SHORT TASK -
Put each line of the material below into a Markdown table with a Row column for the line number and a Line column for its text. Omit any blank lines.

(Bounding box listings)
━━━━━━━━━━━━━━━━━━━━

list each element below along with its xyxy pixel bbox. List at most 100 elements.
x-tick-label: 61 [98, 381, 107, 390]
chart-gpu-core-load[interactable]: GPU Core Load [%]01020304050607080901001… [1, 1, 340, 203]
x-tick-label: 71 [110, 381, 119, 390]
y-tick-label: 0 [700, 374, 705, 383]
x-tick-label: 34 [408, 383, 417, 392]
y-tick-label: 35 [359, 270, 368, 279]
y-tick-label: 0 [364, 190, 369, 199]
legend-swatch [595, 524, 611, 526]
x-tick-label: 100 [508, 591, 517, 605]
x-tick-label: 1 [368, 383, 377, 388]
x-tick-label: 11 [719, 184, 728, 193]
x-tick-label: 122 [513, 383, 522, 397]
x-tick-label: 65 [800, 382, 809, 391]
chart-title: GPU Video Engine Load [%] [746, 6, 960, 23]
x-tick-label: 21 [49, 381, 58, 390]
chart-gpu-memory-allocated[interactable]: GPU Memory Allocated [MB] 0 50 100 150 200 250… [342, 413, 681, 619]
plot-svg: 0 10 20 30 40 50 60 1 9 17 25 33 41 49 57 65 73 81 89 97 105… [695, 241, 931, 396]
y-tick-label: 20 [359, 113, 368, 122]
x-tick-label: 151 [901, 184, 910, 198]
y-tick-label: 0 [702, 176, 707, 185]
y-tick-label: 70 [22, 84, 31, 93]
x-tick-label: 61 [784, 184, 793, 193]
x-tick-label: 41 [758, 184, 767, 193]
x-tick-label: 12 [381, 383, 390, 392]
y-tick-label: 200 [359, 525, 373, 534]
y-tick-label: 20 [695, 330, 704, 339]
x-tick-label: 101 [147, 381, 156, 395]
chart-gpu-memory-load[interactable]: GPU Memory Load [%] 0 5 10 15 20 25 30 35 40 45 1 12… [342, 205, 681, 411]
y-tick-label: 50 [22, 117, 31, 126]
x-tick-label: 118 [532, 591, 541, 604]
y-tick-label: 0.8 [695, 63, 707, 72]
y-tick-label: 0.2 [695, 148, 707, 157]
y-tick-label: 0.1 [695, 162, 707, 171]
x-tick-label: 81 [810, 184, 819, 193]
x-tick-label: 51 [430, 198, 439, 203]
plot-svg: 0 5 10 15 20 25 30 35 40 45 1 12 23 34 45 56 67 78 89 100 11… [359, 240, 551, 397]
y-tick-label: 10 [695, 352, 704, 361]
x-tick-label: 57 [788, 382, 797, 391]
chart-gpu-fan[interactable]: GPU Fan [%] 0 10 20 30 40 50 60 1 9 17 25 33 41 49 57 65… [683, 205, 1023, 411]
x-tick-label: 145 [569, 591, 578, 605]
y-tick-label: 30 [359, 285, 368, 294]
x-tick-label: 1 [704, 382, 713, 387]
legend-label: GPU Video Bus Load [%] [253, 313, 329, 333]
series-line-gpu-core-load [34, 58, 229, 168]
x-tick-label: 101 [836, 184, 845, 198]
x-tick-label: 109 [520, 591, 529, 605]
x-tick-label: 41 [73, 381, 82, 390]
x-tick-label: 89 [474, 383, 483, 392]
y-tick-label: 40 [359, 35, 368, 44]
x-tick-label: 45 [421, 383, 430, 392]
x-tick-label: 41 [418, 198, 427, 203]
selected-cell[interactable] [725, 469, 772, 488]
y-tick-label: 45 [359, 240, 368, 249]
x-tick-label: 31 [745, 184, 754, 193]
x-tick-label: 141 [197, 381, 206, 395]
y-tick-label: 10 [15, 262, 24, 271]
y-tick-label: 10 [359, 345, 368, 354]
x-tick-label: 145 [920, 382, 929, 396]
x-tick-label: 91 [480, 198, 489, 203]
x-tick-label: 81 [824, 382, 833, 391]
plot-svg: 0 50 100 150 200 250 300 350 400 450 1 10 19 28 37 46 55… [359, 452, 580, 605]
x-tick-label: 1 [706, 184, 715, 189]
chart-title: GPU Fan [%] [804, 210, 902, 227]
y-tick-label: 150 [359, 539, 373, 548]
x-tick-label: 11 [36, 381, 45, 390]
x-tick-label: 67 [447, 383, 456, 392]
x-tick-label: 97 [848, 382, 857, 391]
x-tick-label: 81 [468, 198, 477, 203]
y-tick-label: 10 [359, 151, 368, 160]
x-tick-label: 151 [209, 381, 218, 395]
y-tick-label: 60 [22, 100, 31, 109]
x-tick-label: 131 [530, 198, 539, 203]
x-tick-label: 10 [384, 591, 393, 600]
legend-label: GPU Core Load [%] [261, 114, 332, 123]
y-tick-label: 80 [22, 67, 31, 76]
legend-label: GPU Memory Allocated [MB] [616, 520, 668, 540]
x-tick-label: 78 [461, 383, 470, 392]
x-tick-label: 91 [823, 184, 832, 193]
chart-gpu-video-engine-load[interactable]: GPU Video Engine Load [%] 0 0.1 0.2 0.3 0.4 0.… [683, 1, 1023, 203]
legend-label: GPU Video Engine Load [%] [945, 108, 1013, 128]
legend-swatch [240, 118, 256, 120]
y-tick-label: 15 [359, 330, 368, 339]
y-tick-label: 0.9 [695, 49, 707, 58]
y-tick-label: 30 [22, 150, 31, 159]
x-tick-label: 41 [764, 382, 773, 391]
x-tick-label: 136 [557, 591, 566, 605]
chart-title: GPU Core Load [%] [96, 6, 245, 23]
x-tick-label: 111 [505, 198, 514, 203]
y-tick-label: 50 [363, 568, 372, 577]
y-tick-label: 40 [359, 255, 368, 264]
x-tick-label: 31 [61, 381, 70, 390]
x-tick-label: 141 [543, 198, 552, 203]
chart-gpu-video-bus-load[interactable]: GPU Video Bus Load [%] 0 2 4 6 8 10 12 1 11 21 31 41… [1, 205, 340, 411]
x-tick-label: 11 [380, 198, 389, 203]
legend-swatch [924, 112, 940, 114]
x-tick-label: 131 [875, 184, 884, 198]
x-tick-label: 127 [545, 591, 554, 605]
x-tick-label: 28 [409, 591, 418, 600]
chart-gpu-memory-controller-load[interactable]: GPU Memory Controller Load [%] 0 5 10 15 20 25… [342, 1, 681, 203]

━━━━━━━━━━━━━━━━━━━━

EXERCISE RESULT -
| Row | Line |
|---|---|
| 1 | list each element below along with its xyxy pixel bbox. List at most 100 elements. |
| 2 | x-tick-label: 61 [98, 381, 107, 390] |
| 3 | chart-gpu-core-load[interactable]: GPU Core Load [%]01020304050607080901001… [1, 1, 340, 203] |
| 4 | x-tick-label: 71 [110, 381, 119, 390] |
| 5 | y-tick-label: 0 [700, 374, 705, 383] |
| 6 | x-tick-label: 34 [408, 383, 417, 392] |
| 7 | y-tick-label: 35 [359, 270, 368, 279] |
| 8 | y-tick-label: 0 [364, 190, 369, 199] |
| 9 | legend-swatch [595, 524, 611, 526] |
| 10 | x-tick-label: 100 [508, 591, 517, 605] |
| 11 | x-tick-label: 1 [368, 383, 377, 388] |
| 12 | x-tick-label: 11 [719, 184, 728, 193] |
| 13 | x-tick-label: 122 [513, 383, 522, 397] |
| 14 | x-tick-label: 65 [800, 382, 809, 391] |
| 15 | chart-title: GPU Video Engine Load [%] [746, 6, 960, 23] |
| 16 | x-tick-label: 21 [49, 381, 58, 390] |
| 17 | chart-gpu-memory-allocated[interactable]: GPU Memory Allocated [MB] 0 50 100 150 200 250… [342, 413, 681, 619] |
| 18 | plot-svg: 0 10 20 30 40 50 60 1 9 17 25 33 41 49 57 65 73 81 89 97 105… [695, 241, 931, 396] |
| 19 | y-tick-label: 20 [359, 113, 368, 122] |
| 20 | x-tick-label: 151 [901, 184, 910, 198] |
| 21 | y-tick-label: 0 [702, 176, 707, 185] |
| 22 | y-tick-label: 70 [22, 84, 31, 93] |
| 23 | x-tick-label: 61 [784, 184, 793, 193] |
| 24 | x-tick-label: 41 [758, 184, 767, 193] |
| 25 | x-tick-label: 12 [381, 383, 390, 392] |
| 26 | y-tick-label: 200 [359, 525, 373, 534] |
| 27 | y-tick-label: 20 [695, 330, 704, 339] |
| 28 | x-tick-label: 101 [147, 381, 156, 395] |
| 29 | chart-gpu-memory-load[interactable]: GPU Memory Load [%] 0 5 10 15 20 25 30 35 40 45 1 12… [342, 205, 681, 411] |
| 30 | y-tick-label: 50 [22, 117, 31, 126] |
| 31 | x-tick-label: 118 [532, 591, 541, 604] |
| 32 | y-tick-label: 0.8 [695, 63, 707, 72] |
| 33 | y-tick-label: 0.2 [695, 148, 707, 157] |
| 34 | y-tick-label: 0.1 [695, 162, 707, 171] |
| 35 | x-tick-label: 81 [810, 184, 819, 193] |
| 36 | x-tick-label: 51 [430, 198, 439, 203] |
| 37 | plot-svg: 0 5 10 15 20 25 30 35 40 45 1 12 23 34 45 56 67 78 89 100 11… [359, 240, 551, 397] |
| 38 | y-tick-label: 10 [695, 352, 704, 361] |
| 39 | x-tick-label: 57 [788, 382, 797, 391] |
| 40 | chart-gpu-fan[interactable]: GPU Fan [%] 0 10 20 30 40 50 60 1 9 17 25 33 41 49 57 65… [683, 205, 1023, 411] |
| 41 | x-tick-label: 145 [569, 591, 578, 605] |
| 42 | y-tick-label: 30 [359, 285, 368, 294] |
| 43 | x-tick-label: 1 [704, 382, 713, 387] |
| 44 | legend-label: GPU Video Bus Load [%] [253, 313, 329, 333] |
| 45 | series-line-gpu-core-load [34, 58, 229, 168] |
| 46 | x-tick-label: 101 [836, 184, 845, 198] |
| 47 | x-tick-label: 109 [520, 591, 529, 605] |
| 48 | x-tick-label: 41 [73, 381, 82, 390] |
| 49 | x-tick-label: 89 [474, 383, 483, 392] |
| 50 | y-tick-label: 40 [359, 35, 368, 44] |
| 51 | x-tick-label: 45 [421, 383, 430, 392] |
| 52 | x-tick-label: 41 [418, 198, 427, 203] |
| 53 | selected-cell[interactable] [725, 469, 772, 488] |
| 54 | y-tick-label: 45 [359, 240, 368, 249] |
| 55 | x-tick-label: 31 [745, 184, 754, 193] |
| 56 | x-tick-label: 141 [197, 381, 206, 395] |
| 57 | y-tick-label: 10 [15, 262, 24, 271] |
| 58 | y-tick-label: 10 [359, 345, 368, 354] |
| 59 | x-tick-label: 145 [920, 382, 929, 396] |
| 60 | x-tick-label: 91 [480, 198, 489, 203] |
| 61 | x-tick-label: 81 [824, 382, 833, 391] |
| 62 | plot-svg: 0 50 100 150 200 250 300 350 400 450 1 10 19 28 37 46 55… [359, 452, 580, 605] |
| 63 | x-tick-label: 1 [706, 184, 715, 189] |
| 64 | chart-title: GPU Fan [%] [804, 210, 902, 227] |
| 65 | y-tick-label: 150 [359, 539, 373, 548] |
| 66 | x-tick-label: 11 [36, 381, 45, 390] |
| 67 | x-tick-label: 67 [447, 383, 456, 392] |
| 68 | x-tick-label: 97 [848, 382, 857, 391] |
| 69 | x-tick-label: 81 [468, 198, 477, 203] |
| 70 | y-tick-label: 10 [359, 151, 368, 160] |
| 71 | x-tick-label: 151 [209, 381, 218, 395] |
| 72 | y-tick-label: 60 [22, 100, 31, 109] |
| 73 | x-tick-label: 131 [530, 198, 539, 203] |
| 74 | x-tick-label: 10 [384, 591, 393, 600] |
| 75 | legend-label: GPU Core Load [%] [261, 114, 332, 123] |
| 76 | y-tick-label: 80 [22, 67, 31, 76] |
| 77 | legend-label: GPU Memory Allocated [MB] [616, 520, 668, 540] |
| 78 | x-tick-label: 78 [461, 383, 470, 392] |
| 79 | x-tick-label: 91 [823, 184, 832, 193] |
| 80 | chart-gpu-video-engine-load[interactable]: GPU Video Engine Load [%] 0 0.1 0.2 0.3 0.4 0.… [683, 1, 1023, 203] |
| 81 | legend-label: GPU Video Engine Load [%] [945, 108, 1013, 128] |
| 82 | legend-swatch [240, 118, 256, 120] |
| 83 | y-tick-label: 15 [359, 330, 368, 339] |
| 84 | y-tick-label: 0.9 [695, 49, 707, 58] |
| 85 | y-tick-label: 30 [22, 150, 31, 159] |
| 86 | x-tick-label: 41 [764, 382, 773, 391] |
| 87 | x-tick-label: 136 [557, 591, 566, 605] |
| 88 | chart-title: GPU Core Load [%] [96, 6, 245, 23] |
| 89 | x-tick-label: 111 [505, 198, 514, 203] |
| 90 | y-tick-label: 50 [363, 568, 372, 577] |
| 91 | y-tick-label: 40 [359, 255, 368, 264] |
| 92 | x-tick-label: 31 [61, 381, 70, 390] |
| 93 | x-tick-label: 141 [543, 198, 552, 203] |
| 94 | chart-gpu-video-bus-load[interactable]: GPU Video Bus Load [%] 0 2 4 6 8 10 12 1 11 21 31 41… [1, 205, 340, 411] |
| 95 | x-tick-label: 11 [380, 198, 389, 203] |
| 96 | legend-swatch [924, 112, 940, 114] |
| 97 | x-tick-label: 131 [875, 184, 884, 198] |
| 98 | x-tick-label: 127 [545, 591, 554, 605] |
| 99 | x-tick-label: 28 [409, 591, 418, 600] |
| 100 | chart-gpu-memory-controller-load[interactable]: GPU Memory Controller Load [%] 0 5 10 15 20 25… [342, 1, 681, 203] |